Given instruction: Rewrite all of the records below, replacing "x-tick-label" with "x-axis-label" wherever it occurs and keeping every other character the same. Omit the pictures from your answer.

Listed records:
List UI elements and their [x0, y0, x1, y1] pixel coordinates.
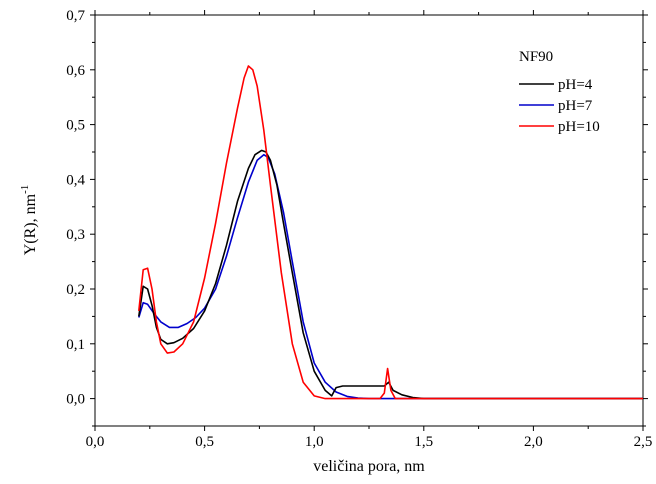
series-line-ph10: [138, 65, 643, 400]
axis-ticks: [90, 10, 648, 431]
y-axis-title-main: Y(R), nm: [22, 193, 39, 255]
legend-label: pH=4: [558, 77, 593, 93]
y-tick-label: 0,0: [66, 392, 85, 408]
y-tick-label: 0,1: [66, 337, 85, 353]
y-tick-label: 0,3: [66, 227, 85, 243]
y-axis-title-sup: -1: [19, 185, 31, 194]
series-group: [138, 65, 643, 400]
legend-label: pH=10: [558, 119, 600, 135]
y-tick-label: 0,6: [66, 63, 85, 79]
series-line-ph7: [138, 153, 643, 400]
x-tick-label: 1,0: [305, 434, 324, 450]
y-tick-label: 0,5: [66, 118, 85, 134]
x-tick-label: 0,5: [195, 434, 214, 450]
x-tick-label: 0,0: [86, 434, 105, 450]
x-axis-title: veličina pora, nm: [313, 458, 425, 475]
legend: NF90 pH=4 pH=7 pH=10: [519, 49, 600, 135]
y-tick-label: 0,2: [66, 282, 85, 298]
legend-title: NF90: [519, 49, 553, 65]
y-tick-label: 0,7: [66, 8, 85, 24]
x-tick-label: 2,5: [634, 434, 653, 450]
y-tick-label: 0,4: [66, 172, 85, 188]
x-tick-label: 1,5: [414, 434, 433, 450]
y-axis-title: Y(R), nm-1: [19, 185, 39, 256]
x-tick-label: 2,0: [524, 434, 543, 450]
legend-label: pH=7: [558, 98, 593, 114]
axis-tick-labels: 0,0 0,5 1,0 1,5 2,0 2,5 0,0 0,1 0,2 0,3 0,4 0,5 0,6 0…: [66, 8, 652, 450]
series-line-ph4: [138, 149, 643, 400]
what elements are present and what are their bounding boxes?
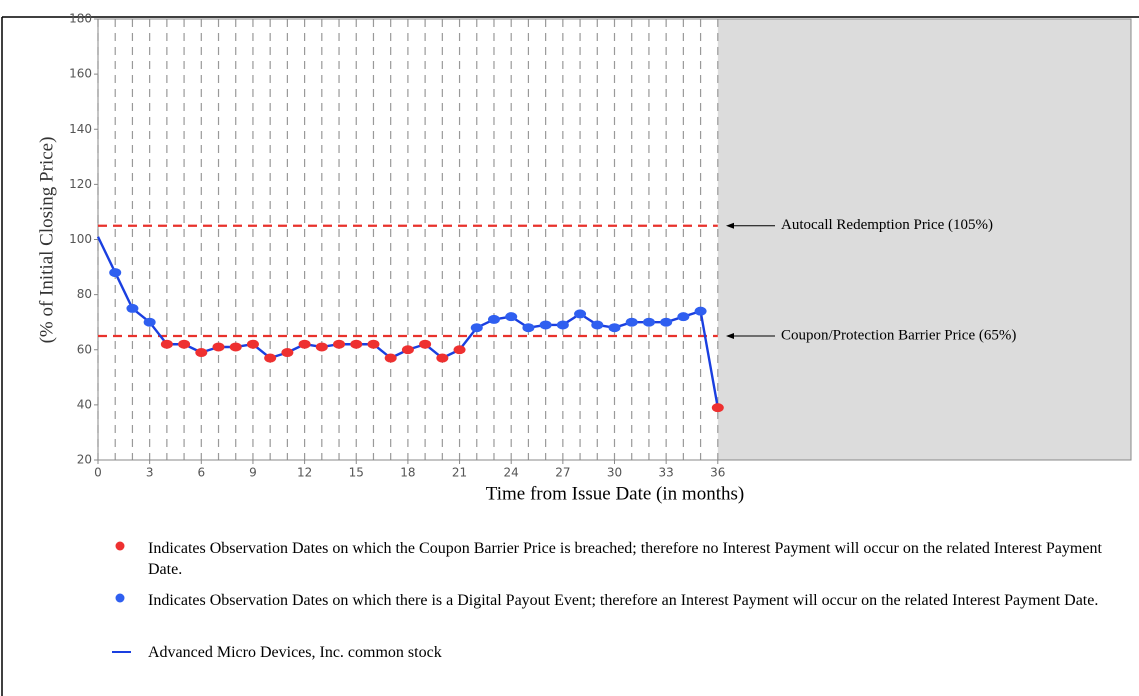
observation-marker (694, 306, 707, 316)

Written solution:
List UI elements and their [x0, y0, x1, y1] pixel coordinates.
series-line-ph10: [138, 65, 643, 400]
axis-ticks: [90, 10, 648, 431]
y-axis-title-main: Y(R), nm: [22, 193, 39, 255]
legend-label: pH=4: [558, 77, 593, 93]
y-tick-label: 0,0: [66, 392, 85, 408]
y-tick-label: 0,1: [66, 337, 85, 353]
y-tick-label: 0,3: [66, 227, 85, 243]
y-axis-title-sup: -1: [19, 185, 31, 194]
series-group: [138, 65, 643, 400]
legend-label: pH=10: [558, 119, 600, 135]
y-tick-label: 0,6: [66, 63, 85, 79]
series-line-ph7: [138, 153, 643, 400]
x-axis-label: 1,0: [305, 434, 324, 450]
y-tick-label: 0,5: [66, 118, 85, 134]
x-axis-label: 0,5: [195, 434, 214, 450]
x-axis-label: 0,0: [86, 434, 105, 450]
x-axis-title: veličina pora, nm: [313, 458, 425, 475]
legend: NF90 pH=4 pH=7 pH=10: [519, 49, 600, 135]
y-tick-label: 0,2: [66, 282, 85, 298]
legend-title: NF90: [519, 49, 553, 65]
y-tick-label: 0,7: [66, 8, 85, 24]
x-axis-label: 2,5: [634, 434, 653, 450]
y-tick-label: 0,4: [66, 172, 85, 188]
x-axis-label: 1,5: [414, 434, 433, 450]
y-axis-title: Y(R), nm-1: [19, 185, 39, 256]
x-axis-label: 2,0: [524, 434, 543, 450]
legend-label: pH=7: [558, 98, 593, 114]
axis-tick-labels: 0,0 0,5 1,0 1,5 2,0 2,5 0,0 0,1 0,2 0,3 0,4 0,5 0,6 0…: [66, 8, 652, 450]
series-line-ph4: [138, 149, 643, 400]
what elements are present and what are their bounding boxes?
observation-marker (694, 306, 707, 316)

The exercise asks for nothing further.